→ To be done: Review the listing and copy each line that holds the word "this".

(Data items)
************

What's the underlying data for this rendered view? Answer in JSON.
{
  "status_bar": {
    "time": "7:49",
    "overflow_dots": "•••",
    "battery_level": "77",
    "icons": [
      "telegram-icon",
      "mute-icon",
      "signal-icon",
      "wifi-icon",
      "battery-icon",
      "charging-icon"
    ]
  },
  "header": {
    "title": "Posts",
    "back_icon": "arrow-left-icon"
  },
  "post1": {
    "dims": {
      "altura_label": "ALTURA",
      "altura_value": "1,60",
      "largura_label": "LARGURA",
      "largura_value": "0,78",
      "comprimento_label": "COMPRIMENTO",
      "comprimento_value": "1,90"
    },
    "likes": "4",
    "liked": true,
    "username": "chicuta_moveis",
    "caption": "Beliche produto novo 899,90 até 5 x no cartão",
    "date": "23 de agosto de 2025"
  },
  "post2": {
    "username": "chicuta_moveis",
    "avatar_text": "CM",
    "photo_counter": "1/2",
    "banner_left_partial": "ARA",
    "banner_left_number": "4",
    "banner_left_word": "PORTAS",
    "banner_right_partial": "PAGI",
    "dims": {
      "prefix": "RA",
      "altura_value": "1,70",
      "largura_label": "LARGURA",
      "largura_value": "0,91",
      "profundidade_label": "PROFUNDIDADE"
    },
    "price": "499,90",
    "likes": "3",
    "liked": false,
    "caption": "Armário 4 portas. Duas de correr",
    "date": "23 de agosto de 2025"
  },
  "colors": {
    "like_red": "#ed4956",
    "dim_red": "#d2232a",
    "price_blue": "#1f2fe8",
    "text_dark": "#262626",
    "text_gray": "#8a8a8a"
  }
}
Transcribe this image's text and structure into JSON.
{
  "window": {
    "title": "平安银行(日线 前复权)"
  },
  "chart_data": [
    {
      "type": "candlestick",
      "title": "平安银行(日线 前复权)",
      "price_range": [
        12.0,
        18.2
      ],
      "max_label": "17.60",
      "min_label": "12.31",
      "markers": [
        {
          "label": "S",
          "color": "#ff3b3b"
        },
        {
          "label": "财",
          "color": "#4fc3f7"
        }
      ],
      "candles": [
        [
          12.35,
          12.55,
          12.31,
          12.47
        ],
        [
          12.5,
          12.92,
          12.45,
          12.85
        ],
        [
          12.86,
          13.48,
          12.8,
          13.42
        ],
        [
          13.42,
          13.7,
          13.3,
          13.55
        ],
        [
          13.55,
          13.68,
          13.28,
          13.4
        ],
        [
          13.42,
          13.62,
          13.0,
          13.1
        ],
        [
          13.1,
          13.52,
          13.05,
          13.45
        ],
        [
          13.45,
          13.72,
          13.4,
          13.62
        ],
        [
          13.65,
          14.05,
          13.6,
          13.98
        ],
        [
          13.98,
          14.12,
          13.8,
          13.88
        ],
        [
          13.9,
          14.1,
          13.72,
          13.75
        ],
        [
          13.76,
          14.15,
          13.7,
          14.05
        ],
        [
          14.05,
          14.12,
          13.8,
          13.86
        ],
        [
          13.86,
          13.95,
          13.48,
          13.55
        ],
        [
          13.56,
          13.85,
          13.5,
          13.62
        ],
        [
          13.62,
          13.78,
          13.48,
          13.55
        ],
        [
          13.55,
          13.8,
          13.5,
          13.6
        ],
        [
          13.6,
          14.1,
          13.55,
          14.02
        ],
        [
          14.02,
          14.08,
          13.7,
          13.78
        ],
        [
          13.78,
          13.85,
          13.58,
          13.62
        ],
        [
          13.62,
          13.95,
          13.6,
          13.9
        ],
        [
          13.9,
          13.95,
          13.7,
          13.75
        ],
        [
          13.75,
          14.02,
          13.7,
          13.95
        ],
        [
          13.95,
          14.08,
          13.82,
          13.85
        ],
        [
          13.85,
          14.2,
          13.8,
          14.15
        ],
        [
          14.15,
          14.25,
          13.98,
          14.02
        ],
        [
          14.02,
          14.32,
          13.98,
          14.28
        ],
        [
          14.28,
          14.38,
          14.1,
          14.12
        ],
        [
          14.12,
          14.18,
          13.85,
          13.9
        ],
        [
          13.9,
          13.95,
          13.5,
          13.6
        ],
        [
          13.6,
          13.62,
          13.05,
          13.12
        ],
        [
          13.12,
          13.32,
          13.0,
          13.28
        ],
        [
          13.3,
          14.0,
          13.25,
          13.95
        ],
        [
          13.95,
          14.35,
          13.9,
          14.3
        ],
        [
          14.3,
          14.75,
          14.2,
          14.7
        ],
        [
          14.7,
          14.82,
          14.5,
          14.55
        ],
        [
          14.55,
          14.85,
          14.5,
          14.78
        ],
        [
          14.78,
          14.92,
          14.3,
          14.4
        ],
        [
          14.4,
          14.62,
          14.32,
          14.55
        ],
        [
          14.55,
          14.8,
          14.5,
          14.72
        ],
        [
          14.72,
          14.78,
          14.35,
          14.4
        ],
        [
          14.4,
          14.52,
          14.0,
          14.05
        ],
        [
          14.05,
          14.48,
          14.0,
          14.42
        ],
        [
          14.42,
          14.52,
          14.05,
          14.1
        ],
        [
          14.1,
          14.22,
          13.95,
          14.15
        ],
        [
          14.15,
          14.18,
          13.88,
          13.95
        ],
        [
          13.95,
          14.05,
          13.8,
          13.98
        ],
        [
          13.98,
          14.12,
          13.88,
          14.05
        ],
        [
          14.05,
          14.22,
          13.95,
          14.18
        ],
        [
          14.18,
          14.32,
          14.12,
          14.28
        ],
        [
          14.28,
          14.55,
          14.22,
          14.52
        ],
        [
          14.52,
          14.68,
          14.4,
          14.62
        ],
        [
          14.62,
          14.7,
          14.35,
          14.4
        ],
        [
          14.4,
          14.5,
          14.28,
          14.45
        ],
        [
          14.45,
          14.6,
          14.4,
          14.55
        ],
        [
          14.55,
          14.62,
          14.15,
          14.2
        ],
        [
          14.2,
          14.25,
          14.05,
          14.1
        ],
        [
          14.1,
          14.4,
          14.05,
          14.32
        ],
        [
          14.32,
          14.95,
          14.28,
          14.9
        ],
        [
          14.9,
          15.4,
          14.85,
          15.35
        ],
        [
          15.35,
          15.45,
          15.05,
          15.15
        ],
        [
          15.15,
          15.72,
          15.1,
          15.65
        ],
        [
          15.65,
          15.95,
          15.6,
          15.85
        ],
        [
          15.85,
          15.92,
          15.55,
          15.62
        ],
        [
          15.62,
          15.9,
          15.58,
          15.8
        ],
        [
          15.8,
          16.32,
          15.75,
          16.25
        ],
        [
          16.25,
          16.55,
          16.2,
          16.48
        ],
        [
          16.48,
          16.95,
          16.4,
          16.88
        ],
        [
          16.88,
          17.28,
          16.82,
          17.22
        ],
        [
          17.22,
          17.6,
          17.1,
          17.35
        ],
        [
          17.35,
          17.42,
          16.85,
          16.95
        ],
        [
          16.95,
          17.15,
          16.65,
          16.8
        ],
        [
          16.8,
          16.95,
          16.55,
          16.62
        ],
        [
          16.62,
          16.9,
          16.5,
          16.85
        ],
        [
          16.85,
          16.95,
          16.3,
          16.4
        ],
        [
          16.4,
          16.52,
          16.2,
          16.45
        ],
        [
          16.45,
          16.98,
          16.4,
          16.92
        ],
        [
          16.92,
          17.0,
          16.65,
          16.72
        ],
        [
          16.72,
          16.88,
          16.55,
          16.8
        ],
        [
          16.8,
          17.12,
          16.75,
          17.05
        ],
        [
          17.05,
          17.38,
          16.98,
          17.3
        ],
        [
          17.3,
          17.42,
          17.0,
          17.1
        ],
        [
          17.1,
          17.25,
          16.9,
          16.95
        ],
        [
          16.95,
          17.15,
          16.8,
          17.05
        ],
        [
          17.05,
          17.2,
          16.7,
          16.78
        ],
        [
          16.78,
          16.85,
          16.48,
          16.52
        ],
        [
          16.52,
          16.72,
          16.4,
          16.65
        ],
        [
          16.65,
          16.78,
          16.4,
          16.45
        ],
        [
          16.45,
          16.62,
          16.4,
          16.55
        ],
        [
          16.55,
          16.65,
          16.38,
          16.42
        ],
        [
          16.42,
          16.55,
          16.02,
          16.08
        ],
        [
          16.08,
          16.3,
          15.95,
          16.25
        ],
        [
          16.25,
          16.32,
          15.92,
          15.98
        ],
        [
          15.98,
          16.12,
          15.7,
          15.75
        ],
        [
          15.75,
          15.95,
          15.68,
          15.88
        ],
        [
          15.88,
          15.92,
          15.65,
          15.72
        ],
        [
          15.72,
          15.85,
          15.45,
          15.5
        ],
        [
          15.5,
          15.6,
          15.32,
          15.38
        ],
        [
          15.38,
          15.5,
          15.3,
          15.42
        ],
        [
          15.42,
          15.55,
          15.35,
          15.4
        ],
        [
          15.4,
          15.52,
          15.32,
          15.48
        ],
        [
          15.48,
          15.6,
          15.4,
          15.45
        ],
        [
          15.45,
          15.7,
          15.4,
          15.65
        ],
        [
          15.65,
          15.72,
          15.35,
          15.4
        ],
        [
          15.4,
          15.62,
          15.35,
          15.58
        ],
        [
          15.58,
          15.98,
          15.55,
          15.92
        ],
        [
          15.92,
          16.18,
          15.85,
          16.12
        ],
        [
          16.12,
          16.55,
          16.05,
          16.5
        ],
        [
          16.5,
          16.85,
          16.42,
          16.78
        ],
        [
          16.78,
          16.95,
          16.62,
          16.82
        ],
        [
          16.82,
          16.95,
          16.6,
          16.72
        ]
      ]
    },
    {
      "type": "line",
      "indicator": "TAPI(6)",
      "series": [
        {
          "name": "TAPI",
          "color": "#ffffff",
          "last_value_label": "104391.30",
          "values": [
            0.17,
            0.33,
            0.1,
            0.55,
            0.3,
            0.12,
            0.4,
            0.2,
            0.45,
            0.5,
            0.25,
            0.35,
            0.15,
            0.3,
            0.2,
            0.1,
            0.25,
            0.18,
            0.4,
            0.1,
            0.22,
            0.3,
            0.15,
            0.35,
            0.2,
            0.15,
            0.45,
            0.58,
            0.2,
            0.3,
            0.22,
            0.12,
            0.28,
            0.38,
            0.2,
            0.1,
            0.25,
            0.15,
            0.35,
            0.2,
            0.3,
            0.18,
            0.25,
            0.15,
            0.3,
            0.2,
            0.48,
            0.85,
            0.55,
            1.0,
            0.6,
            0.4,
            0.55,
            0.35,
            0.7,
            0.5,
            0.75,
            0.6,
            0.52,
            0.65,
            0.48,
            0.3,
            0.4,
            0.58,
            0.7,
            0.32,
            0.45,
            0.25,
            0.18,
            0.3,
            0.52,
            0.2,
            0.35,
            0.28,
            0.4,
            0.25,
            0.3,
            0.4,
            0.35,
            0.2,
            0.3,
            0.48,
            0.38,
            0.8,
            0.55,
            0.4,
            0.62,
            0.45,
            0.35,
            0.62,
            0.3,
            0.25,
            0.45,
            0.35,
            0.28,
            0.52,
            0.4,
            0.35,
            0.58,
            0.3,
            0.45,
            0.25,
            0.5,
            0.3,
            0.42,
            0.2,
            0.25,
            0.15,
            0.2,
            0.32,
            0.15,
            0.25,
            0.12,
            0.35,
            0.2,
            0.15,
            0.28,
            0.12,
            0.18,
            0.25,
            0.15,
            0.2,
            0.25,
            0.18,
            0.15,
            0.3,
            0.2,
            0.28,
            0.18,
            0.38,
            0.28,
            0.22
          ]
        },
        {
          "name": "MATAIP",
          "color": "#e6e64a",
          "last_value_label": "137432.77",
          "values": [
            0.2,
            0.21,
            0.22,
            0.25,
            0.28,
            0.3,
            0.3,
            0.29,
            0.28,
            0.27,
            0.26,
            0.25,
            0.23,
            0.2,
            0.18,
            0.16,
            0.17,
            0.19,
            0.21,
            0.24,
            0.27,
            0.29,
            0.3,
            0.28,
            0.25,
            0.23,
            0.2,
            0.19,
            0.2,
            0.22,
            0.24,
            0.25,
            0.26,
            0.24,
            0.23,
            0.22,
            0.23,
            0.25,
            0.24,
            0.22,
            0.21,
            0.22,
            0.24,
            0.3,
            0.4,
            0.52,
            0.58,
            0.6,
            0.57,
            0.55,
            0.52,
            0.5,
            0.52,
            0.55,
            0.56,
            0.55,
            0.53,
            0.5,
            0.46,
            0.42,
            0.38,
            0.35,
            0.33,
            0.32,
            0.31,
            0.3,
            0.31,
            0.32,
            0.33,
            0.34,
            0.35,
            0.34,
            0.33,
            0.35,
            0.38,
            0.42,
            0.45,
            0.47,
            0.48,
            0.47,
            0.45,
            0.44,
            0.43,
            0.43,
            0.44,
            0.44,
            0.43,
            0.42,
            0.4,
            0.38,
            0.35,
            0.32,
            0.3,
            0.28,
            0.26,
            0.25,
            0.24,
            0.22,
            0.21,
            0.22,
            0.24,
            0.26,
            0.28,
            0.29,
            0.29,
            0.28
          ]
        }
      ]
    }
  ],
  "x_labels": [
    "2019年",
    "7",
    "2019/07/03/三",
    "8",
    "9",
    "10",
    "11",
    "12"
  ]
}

************

→ Finished answer:
What's the underlying data for this rendered view? Answer in JSON.
Transcribe this image's text and structure into JSON.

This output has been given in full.